==== DATA FOR THE TASK ====
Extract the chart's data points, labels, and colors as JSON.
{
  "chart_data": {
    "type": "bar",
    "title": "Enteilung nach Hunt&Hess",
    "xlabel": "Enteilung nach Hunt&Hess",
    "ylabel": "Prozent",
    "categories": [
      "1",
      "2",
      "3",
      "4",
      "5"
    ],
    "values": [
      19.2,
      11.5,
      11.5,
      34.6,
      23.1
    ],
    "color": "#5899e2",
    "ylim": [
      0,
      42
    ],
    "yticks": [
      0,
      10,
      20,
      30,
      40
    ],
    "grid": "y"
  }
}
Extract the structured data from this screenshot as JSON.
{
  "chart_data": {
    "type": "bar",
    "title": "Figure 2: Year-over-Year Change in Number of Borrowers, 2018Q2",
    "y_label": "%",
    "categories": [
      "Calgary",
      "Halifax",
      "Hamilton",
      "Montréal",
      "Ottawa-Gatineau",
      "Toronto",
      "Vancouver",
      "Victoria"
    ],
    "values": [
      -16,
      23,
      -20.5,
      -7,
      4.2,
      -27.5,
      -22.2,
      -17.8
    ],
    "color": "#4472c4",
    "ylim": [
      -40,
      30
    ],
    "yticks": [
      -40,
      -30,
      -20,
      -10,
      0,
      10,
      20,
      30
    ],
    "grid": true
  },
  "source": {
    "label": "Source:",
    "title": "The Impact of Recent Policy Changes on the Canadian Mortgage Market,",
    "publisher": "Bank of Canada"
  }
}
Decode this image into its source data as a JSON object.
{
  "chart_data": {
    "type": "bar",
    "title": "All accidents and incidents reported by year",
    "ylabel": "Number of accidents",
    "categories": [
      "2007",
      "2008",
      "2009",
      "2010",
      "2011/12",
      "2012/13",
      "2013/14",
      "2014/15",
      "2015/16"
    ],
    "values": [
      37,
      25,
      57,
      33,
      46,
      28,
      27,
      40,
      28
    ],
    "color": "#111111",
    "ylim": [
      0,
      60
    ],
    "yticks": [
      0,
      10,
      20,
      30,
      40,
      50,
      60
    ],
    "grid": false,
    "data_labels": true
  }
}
====
> [EXERCISE BRIEF]:
Go through the listing and copy all of it exactly.

> [OUTPUT FOR THIS TASK]:
Extract the chart's data points, labels, and colors as JSON.
{
  "chart_data": {
    "type": "bar",
    "title": "Enteilung nach Hunt&Hess",
    "xlabel": "Enteilung nach Hunt&Hess",
    "ylabel": "Prozent",
    "categories": [
      "1",
      "2",
      "3",
      "4",
      "5"
    ],
    "values": [
      19.2,
      11.5,
      11.5,
      34.6,
      23.1
    ],
    "color": "#5899e2",
    "ylim": [
      0,
      42
    ],
    "yticks": [
      0,
      10,
      20,
      30,
      40
    ],
    "grid": "y"
  }
}
Extract the structured data from this screenshot as JSON.
{
  "chart_data": {
    "type": "bar",
    "title": "Figure 2: Year-over-Year Change in Number of Borrowers, 2018Q2",
    "y_label": "%",
    "categories": [
      "Calgary",
      "Halifax",
      "Hamilton",
      "Montréal",
      "Ottawa-Gatineau",
      "Toronto",
      "Vancouver",
      "Victoria"
    ],
    "values": [
      -16,
      23,
      -20.5,
      -7,
      4.2,
      -27.5,
      -22.2,
      -17.8
    ],
    "color": "#4472c4",
    "ylim": [
      -40,
      30
    ],
    "yticks": [
      -40,
      -30,
      -20,
      -10,
      0,
      10,
      20,
      30
    ],
    "grid": true
  },
  "source": {
    "label": "Source:",
    "title": "The Impact of Recent Policy Changes on the Canadian Mortgage Market,",
    "publisher": "Bank of Canada"
  }
}
Decode this image into its source data as a JSON object.
{
  "chart_data": {
    "type": "bar",
    "title": "All accidents and incidents reported by year",
    "ylabel": "Number of accidents",
    "categories": [
      "2007",
      "2008",
      "2009",
      "2010",
      "2011/12",
      "2012/13",
      "2013/14",
      "2014/15",
      "2015/16"
    ],
    "values": [
      37,
      25,
      57,
      33,
      46,
      28,
      27,
      40,
      28
    ],
    "color": "#111111",
    "ylim": [
      0,
      60
    ],
    "yticks": [
      0,
      10,
      20,
      30,
      40,
      50,
      60
    ],
    "grid": false,
    "data_labels": true
  }
}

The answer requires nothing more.